Return a copy of each line that holds the string "water".

▶ [Given data]:
+---+

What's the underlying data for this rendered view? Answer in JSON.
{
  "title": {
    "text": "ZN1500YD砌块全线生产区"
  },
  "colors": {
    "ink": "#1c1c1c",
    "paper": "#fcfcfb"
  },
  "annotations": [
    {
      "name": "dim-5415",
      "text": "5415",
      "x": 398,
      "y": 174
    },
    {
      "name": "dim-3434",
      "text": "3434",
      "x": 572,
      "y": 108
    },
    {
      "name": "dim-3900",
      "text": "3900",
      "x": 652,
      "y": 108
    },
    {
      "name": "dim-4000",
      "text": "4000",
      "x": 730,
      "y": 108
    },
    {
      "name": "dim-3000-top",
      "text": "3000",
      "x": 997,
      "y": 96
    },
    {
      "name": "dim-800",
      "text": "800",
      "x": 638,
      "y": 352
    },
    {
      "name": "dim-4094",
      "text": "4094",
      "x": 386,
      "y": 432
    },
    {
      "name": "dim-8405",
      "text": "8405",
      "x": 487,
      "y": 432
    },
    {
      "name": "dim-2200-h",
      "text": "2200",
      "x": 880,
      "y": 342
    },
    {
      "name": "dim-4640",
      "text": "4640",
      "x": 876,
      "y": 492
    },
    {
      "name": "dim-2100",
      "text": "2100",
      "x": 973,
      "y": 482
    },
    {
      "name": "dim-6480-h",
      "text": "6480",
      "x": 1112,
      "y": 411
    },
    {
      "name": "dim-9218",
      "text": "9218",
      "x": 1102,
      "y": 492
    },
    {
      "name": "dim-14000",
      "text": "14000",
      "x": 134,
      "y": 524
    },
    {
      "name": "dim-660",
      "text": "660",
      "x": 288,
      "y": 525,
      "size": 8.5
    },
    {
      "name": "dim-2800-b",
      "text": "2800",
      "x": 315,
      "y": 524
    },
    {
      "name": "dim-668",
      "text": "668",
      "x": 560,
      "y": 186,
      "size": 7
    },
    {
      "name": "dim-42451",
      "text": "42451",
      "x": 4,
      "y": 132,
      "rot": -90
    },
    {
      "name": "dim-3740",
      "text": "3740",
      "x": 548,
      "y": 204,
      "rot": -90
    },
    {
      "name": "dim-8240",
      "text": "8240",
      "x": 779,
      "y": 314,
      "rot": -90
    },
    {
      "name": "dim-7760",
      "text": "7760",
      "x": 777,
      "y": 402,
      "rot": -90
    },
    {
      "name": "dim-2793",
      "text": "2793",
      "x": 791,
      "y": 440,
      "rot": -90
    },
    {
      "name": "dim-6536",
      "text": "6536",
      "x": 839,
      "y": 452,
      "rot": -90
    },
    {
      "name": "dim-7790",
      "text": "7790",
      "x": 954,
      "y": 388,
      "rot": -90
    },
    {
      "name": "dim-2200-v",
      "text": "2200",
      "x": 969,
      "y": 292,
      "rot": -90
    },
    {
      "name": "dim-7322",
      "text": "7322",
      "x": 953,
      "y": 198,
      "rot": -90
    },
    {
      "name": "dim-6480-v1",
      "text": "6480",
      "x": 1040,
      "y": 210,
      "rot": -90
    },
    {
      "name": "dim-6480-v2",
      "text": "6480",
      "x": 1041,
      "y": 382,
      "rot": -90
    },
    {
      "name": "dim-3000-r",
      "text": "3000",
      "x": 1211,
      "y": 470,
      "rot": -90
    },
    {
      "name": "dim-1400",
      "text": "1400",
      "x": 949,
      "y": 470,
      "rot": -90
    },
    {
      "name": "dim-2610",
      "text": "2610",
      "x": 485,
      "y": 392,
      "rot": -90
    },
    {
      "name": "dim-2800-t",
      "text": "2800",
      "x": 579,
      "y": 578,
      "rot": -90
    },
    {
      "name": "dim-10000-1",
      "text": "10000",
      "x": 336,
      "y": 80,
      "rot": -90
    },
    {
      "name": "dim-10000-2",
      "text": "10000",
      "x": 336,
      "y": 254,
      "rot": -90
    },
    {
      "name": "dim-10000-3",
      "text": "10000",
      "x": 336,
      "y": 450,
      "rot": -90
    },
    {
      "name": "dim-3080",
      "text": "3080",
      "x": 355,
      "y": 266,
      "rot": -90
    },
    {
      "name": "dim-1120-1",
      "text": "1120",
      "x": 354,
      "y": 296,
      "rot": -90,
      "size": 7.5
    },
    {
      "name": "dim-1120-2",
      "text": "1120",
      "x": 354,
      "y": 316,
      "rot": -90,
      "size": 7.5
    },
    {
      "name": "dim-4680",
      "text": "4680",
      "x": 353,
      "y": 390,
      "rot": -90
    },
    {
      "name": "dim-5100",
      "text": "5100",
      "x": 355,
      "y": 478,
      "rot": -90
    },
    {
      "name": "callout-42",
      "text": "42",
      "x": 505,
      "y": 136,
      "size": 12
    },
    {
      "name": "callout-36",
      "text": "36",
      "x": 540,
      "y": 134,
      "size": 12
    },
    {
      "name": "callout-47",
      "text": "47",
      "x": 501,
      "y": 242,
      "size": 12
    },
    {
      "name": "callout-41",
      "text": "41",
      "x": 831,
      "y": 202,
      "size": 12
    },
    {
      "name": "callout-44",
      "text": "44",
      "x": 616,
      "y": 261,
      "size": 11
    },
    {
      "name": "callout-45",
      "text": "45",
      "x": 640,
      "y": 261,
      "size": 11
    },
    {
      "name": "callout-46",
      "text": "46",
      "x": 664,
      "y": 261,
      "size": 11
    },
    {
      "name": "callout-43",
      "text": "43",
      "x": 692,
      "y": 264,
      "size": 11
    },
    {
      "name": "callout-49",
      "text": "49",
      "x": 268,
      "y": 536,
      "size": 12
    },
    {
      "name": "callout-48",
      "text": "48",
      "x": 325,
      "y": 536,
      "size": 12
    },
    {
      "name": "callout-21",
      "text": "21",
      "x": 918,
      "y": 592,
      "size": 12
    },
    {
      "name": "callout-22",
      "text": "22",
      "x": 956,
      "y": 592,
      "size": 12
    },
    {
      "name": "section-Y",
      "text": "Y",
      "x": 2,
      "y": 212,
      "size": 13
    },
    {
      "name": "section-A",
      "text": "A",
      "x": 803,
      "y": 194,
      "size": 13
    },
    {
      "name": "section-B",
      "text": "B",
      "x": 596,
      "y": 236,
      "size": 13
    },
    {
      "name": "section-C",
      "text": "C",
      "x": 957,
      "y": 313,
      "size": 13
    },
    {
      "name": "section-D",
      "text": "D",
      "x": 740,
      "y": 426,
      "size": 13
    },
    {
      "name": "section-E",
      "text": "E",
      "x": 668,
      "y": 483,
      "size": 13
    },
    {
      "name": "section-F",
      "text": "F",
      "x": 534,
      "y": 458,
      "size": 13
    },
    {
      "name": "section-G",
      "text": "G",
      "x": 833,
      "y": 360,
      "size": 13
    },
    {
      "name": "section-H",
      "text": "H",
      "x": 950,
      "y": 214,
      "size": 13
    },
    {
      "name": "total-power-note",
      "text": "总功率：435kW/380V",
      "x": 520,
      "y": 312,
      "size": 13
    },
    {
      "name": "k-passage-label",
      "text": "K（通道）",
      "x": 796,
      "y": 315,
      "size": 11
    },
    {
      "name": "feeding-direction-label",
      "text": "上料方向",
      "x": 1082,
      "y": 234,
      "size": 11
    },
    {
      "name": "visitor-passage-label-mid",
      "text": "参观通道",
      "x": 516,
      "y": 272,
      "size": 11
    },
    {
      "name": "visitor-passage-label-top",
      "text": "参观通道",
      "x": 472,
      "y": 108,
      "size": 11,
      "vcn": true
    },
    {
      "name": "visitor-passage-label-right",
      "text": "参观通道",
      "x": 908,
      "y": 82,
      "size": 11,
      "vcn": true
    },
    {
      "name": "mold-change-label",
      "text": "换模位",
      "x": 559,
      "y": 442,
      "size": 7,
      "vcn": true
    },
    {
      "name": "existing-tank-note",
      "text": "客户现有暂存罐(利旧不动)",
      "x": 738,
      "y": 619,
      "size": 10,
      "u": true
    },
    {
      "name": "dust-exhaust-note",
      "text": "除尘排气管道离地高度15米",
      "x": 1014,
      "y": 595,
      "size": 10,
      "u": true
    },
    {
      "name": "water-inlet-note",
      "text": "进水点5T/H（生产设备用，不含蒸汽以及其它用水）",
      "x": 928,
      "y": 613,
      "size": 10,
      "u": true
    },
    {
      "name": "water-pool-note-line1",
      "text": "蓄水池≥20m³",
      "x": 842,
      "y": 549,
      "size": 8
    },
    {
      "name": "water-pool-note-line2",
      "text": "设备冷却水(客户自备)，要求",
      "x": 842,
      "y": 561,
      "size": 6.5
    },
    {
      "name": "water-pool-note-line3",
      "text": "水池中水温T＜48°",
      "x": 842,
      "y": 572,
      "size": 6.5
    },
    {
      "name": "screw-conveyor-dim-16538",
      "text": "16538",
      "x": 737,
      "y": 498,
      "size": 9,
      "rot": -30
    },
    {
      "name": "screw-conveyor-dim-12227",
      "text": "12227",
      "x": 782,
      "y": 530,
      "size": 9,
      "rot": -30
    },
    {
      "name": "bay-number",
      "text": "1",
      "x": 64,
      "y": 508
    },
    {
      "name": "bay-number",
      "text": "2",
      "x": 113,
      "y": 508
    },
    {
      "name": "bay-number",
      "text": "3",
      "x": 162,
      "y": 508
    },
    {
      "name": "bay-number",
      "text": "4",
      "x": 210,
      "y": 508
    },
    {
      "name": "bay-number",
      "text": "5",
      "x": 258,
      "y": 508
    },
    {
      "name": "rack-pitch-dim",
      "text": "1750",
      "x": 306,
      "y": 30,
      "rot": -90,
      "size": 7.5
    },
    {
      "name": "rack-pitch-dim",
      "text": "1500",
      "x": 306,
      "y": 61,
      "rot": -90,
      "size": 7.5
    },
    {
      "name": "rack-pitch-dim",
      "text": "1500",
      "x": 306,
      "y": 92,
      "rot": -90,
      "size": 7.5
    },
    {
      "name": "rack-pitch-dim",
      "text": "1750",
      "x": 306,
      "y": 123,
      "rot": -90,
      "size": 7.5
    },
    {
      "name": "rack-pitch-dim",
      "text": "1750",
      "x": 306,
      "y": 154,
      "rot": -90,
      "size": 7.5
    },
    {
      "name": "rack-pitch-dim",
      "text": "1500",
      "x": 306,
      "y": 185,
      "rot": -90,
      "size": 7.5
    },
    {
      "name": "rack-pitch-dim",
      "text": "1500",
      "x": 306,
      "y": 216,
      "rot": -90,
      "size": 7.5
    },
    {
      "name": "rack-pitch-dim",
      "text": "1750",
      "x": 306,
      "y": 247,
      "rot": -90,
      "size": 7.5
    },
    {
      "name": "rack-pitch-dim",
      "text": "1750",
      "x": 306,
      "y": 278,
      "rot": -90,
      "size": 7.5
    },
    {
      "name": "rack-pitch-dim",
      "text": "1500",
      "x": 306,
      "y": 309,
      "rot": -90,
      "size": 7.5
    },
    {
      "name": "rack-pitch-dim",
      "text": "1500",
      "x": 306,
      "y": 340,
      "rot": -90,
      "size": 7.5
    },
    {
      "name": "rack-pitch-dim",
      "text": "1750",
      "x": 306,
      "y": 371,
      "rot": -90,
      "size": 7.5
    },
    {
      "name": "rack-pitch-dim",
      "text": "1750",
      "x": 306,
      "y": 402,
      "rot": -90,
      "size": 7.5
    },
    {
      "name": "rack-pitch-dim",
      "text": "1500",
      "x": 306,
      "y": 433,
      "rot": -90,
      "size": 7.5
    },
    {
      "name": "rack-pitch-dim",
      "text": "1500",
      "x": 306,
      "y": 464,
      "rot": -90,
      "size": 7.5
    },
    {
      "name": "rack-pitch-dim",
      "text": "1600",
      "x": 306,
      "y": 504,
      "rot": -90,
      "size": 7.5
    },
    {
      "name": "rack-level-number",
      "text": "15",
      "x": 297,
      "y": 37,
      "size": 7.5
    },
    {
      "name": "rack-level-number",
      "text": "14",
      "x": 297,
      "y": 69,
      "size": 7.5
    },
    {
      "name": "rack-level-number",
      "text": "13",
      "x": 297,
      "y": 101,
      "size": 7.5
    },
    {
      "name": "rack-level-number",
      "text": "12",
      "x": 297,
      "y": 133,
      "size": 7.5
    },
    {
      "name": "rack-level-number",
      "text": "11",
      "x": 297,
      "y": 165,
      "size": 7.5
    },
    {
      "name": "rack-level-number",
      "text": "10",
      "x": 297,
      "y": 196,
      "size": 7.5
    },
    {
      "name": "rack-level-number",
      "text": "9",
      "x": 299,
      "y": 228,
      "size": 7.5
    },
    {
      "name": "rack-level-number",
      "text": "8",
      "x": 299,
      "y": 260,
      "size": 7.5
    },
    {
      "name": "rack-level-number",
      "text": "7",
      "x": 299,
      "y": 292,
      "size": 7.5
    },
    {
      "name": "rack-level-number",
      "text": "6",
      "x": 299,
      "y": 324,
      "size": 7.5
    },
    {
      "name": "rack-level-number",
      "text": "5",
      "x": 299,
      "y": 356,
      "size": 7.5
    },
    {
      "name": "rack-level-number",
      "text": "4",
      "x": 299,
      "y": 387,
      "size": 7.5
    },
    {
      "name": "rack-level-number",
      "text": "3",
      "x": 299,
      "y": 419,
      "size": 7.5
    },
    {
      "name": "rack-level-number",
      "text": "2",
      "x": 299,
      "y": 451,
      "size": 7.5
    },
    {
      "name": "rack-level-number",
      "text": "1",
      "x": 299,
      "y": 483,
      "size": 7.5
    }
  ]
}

+---+

▶ [Task solution]:
      "name": "water-inlet-note",
      "name": "water-pool-note-line1",
      "name": "water-pool-note-line2",
      "name": "water-pool-note-line3",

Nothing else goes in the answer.